TEXT FOR ANALYSIS
The $100 laptop

Joseph Sinclair plug-discuss at stcaz.net
Mon Oct 10 01:18:26 MST 2005


The point is that nobody's going to be running anything remotely resembling Quake III on this box.  It's not targeted at the US market, but at communities where the average income is below 1 US dollar per day.  People in that environment won't have friends and neighbors running an upgraded version, the most probable scenario is similar to how cellphones are used in those communities, one person will obtain the laptop through a micro-loan program and they'll rent time on the device to the rest of the village at rates appropriate to the area (probably something like $0.10/hour).  Just about the only software likely to be run is a web browser and OpenOffice.org.

There's no reason to make a $100 laptop fixed hardware.  Any market where performance, comparison, etc... are likely to occur will also have the economic support to purchase mainstream systems at around the $300 price point.

Bad programming and bad programs have been around since ENIAC, and they'll be around for as long as we write software.  That doesn't mean anyone should make suboptimal choices in hardware, only that consumers should have the ability to choose software that's done right, and should exercise that choice.

==Joseph++

FoulDragon at aol.com wrote:
> In a message dated 10/9/2005 5:40:13 PM US Mountain Standard Time, 
> plug-discuss at stcaz.net writes:
> 
> 
>>With a modern O/S, like Linux, these are no longer concerns for the 
> 
> application developer.  >Consider that we now see a vast array of applications written 
> for Linux that run just fine on >systems ranging from an old 486, to a 64-bit 
> AMD, to a hyper-threading, multi-core, multi->processor, NUMA system, and you 
> realize just how irrelevant the level-platform concept >has become.
> 
> Well, they may *run* technically, but I think that most of us will agree, 
> Quake III plays better on that Athlon 64 than it does on a 486.
> 
> You can hide the hardware from the programmer, but you can't hide its 
> performance from the user.
> 
> If a later generation of the $100 laptop comes into circulation, you'll see a 
> lot of annoyed people when their friends get one of the new ones and it runs 
> the tasks which strain theirs more easily.  And even more annoyed people when 
> people start coding assuming that level of performance is available.
> 
> Yes, hard-coded delay loops and other similar thinking is bad.  But it 
> doesn't prevent it from happening.  It will always be tempting to do it that way 
> too, if you have fixed hardware.  It's easier.

ACTIVITY LIST
A - Reproduce the stretch of the post on the $100 laptop from "There's no reason" through "exercise that choice.", keeping every word and mark as it appears.
B - Render this sentence from the post on the $100 laptop in Spanish: "Bad programming and bad programs have been around since ENIAC, and they'll be around for as long as we write software."

EXERCISE DATA
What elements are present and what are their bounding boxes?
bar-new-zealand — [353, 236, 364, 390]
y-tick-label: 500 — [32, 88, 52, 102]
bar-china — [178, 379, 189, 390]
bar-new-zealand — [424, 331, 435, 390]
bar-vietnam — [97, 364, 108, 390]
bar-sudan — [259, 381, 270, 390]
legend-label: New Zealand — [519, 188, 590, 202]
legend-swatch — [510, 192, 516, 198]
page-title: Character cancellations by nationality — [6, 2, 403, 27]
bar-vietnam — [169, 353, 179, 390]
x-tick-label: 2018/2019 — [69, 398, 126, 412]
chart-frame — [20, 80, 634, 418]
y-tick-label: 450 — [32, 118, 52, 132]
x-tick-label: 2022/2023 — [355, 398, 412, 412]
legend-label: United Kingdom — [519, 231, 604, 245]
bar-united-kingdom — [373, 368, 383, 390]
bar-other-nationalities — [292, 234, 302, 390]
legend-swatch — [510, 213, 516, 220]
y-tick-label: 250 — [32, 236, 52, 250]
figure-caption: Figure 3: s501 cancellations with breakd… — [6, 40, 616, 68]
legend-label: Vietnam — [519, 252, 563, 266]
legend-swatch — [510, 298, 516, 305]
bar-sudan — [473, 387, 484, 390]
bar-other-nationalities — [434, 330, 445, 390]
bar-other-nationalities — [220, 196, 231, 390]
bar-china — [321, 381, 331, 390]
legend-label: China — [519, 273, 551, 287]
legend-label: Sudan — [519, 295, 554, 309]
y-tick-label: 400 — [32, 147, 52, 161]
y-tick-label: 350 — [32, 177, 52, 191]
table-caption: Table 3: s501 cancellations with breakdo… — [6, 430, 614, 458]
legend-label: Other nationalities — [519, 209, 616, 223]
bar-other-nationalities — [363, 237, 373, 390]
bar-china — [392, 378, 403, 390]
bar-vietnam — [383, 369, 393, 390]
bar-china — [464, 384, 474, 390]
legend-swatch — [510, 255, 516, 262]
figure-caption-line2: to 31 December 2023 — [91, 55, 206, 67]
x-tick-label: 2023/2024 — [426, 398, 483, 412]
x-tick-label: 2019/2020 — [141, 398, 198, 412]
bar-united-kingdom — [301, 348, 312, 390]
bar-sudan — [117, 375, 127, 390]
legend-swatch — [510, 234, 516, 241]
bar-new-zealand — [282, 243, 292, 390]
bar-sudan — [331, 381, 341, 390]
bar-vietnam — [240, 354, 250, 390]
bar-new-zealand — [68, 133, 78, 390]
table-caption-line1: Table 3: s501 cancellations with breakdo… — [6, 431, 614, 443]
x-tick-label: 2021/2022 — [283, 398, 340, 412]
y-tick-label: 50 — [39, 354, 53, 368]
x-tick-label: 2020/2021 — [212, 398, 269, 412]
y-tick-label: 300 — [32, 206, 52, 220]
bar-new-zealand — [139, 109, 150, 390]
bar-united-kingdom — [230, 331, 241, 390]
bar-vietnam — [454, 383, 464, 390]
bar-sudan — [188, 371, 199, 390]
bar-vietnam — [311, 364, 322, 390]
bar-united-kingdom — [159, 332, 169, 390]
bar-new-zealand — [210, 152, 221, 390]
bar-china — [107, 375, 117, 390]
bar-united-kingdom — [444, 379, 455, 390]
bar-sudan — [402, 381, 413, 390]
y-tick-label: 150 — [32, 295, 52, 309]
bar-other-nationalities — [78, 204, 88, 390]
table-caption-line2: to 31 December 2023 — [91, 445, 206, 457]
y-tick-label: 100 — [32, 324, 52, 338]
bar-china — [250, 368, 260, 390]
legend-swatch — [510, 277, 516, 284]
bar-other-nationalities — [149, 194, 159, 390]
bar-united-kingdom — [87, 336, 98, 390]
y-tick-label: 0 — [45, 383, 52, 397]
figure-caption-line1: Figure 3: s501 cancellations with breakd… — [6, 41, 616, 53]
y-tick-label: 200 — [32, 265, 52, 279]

WRITTEN ANSWERS
A -
There's no reason to make a $100 laptop fixed hardware.  Any market where performance, comparison, etc... are likely to occur will also have the economic support to purchase mainstream systems at around the $300 price point.

Bad programming and bad programs have been around since ENIAC, and they'll be around for as long as we write software.  That doesn't mean anyone should make suboptimal choices in hardware, only that consumers should have the ability to choose software that's done right, and should exercise that choice.

B - La mala programación y los malos programas existen desde la ENIAC, y seguirán existiendo mientras escribamos software.